Supplied text:
Amendments to the Rights Attached to Options and the Option Holders Meetings
 
The Company may, with the prior approval of an extraordinary resolution adopted at a separate general meeting of the Option holders and a special resolution of the Company's shareholders, both adopted by an ordinary majority, to enter into a settlement with the Option holders regarding any right or claim and/or to make any amendment or modification to their rights or any of the Option terms.
 
 
 
9

 
All provisions of the Company's Articles of Association relating to the Company's general meetings shall be considered as referring to separate general meetings of the Option holders, mutatis mutandis, so that the Options shall be regarded as a separate class of shares registered in the Company's share capital (for the avoidance of doubt, it is hereby emphasized that the Options will not qualify as the Company's shares). The quorum at an Option holders' meeting will be no less than two (2) Options holders present, either in person or through proxy, holding at least ten percent (10%) of the existing Options as of the date of such meeting.

Material:
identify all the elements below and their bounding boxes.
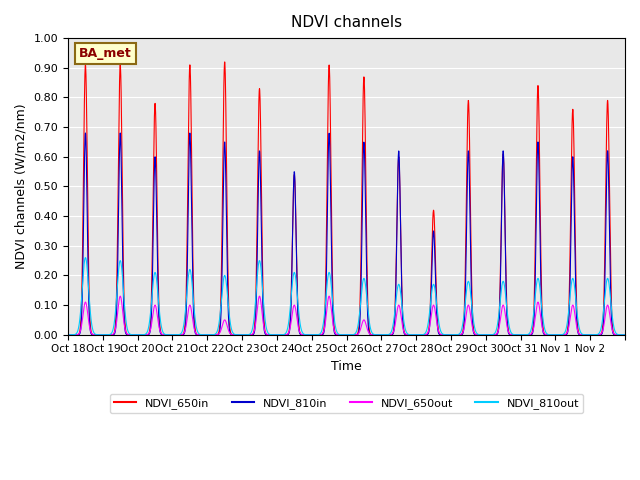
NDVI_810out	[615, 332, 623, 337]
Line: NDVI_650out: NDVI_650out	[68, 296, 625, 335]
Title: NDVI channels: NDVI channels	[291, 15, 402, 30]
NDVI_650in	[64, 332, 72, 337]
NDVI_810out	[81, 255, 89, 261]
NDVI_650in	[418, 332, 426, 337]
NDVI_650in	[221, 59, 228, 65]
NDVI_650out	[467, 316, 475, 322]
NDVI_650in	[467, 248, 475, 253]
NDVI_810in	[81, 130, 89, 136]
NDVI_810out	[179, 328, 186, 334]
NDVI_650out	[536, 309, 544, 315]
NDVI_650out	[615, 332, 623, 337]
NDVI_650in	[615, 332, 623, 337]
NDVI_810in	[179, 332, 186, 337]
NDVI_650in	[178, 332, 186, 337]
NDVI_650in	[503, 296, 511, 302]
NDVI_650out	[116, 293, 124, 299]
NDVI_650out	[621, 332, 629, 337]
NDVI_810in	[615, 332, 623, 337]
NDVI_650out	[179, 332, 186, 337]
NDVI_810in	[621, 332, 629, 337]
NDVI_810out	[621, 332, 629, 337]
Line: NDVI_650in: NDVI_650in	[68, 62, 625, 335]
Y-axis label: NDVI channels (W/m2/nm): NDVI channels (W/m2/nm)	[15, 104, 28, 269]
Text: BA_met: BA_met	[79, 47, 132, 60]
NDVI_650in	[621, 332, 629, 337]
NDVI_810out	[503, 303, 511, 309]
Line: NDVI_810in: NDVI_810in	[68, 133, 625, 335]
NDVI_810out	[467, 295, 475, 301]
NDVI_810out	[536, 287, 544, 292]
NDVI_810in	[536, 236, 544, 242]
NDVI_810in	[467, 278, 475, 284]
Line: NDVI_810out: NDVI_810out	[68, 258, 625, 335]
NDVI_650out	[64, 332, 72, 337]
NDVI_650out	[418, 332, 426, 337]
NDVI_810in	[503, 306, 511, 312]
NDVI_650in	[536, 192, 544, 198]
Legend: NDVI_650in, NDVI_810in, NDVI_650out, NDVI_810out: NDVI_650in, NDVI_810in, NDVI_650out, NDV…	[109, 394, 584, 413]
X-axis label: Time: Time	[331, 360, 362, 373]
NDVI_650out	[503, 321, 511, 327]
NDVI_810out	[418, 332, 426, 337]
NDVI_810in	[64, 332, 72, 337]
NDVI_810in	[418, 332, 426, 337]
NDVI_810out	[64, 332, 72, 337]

--

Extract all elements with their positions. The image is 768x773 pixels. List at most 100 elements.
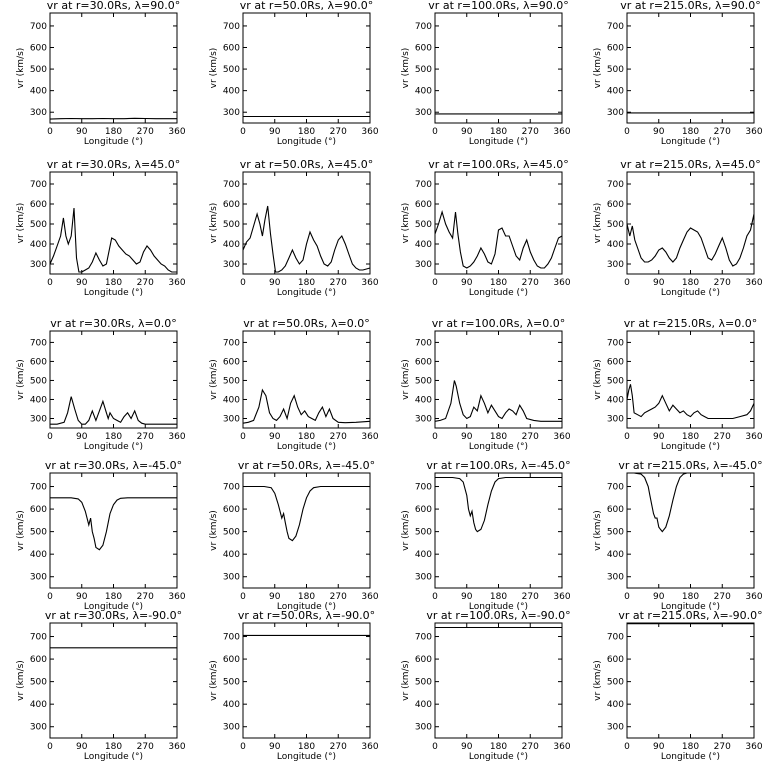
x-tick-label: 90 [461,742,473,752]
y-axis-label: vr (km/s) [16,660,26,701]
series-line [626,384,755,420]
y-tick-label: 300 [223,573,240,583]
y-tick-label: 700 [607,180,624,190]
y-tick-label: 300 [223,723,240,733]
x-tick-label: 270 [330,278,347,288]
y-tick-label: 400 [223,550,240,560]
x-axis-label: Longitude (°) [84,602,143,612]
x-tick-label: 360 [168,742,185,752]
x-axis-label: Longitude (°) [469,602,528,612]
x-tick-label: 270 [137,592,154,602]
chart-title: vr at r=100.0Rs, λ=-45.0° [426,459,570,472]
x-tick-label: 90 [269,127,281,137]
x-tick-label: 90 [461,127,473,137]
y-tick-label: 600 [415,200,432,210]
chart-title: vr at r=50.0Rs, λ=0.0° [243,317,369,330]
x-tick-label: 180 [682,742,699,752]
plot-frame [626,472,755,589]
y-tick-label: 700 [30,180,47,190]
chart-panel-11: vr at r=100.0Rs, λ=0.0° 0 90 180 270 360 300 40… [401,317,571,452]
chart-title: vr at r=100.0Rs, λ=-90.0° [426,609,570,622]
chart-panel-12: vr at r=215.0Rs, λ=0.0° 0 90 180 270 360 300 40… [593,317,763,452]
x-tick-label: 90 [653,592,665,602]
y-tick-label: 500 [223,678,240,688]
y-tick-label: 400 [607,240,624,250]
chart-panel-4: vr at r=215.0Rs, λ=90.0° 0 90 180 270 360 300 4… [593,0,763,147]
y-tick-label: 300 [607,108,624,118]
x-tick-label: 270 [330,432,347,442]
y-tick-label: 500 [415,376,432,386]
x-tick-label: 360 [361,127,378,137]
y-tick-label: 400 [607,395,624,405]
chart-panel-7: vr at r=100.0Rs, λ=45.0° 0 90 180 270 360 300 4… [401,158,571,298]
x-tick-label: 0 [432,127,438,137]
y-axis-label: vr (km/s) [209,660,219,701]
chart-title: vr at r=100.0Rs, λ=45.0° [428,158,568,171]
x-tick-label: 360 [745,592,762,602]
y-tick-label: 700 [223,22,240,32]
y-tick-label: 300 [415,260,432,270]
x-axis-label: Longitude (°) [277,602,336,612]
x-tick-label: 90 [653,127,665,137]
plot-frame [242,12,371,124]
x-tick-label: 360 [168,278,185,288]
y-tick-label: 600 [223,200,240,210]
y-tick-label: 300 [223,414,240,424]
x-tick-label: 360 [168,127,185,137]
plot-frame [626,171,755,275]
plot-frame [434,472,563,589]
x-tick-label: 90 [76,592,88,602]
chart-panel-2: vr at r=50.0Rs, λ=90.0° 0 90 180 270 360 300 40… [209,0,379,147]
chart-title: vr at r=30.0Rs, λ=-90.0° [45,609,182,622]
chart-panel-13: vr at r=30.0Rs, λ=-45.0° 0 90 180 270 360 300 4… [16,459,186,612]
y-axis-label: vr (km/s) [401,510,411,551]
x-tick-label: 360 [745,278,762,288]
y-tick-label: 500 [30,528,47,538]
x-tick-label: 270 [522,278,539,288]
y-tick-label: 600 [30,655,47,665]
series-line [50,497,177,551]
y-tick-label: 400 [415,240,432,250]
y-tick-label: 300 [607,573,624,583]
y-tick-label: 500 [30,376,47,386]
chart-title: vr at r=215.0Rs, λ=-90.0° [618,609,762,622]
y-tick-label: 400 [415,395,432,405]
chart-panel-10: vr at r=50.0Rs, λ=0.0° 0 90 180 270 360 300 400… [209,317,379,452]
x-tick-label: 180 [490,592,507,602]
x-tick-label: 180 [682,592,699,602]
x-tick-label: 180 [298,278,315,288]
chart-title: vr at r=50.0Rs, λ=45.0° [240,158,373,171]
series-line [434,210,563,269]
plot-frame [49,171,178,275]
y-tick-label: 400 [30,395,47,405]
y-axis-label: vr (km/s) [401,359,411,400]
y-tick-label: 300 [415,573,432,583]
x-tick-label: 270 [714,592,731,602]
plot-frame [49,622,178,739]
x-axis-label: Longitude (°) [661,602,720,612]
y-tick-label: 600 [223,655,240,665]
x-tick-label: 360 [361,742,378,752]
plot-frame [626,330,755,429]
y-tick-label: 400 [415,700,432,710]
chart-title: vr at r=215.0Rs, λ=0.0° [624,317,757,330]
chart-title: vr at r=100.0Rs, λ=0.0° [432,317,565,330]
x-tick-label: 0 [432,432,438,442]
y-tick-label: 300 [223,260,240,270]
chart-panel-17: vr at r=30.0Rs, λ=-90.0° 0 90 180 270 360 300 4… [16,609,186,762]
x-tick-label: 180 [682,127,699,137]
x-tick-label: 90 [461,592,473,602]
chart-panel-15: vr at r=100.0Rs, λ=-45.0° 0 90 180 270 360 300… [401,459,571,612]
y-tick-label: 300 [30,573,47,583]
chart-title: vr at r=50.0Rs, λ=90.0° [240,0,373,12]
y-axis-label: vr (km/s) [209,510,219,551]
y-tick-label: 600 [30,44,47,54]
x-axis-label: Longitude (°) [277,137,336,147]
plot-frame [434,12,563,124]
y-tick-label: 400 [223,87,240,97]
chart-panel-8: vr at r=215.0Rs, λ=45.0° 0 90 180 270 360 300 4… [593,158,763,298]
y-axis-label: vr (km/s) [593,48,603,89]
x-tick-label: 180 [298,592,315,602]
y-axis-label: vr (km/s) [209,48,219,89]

Aim 1: In the passage on option holders, what is the quorum for an Option holders' meeting?
Aim 2: Write out the stretch of the passage on option holders from "Amendments to the" through "the Option terms.".
The data above come from a different source than the passage on option holders.

Right answer 1: At least two Option holders present in person or by proxy, holding at least ten percent of the existing Options as of the meeting date.

Right answer 2:
Amendments to the Rights Attached to Options and the Option Holders Meetings
 
The Company may, with the prior approval of an extraordinary resolution adopted at a separate general meeting of the Option holders and a special resolution of the Company's shareholders, both adopted by an ordinary majority, to enter into a settlement with the Option holders regarding any right or claim and/or to make any amendment or modification to their rights or any of the Option terms.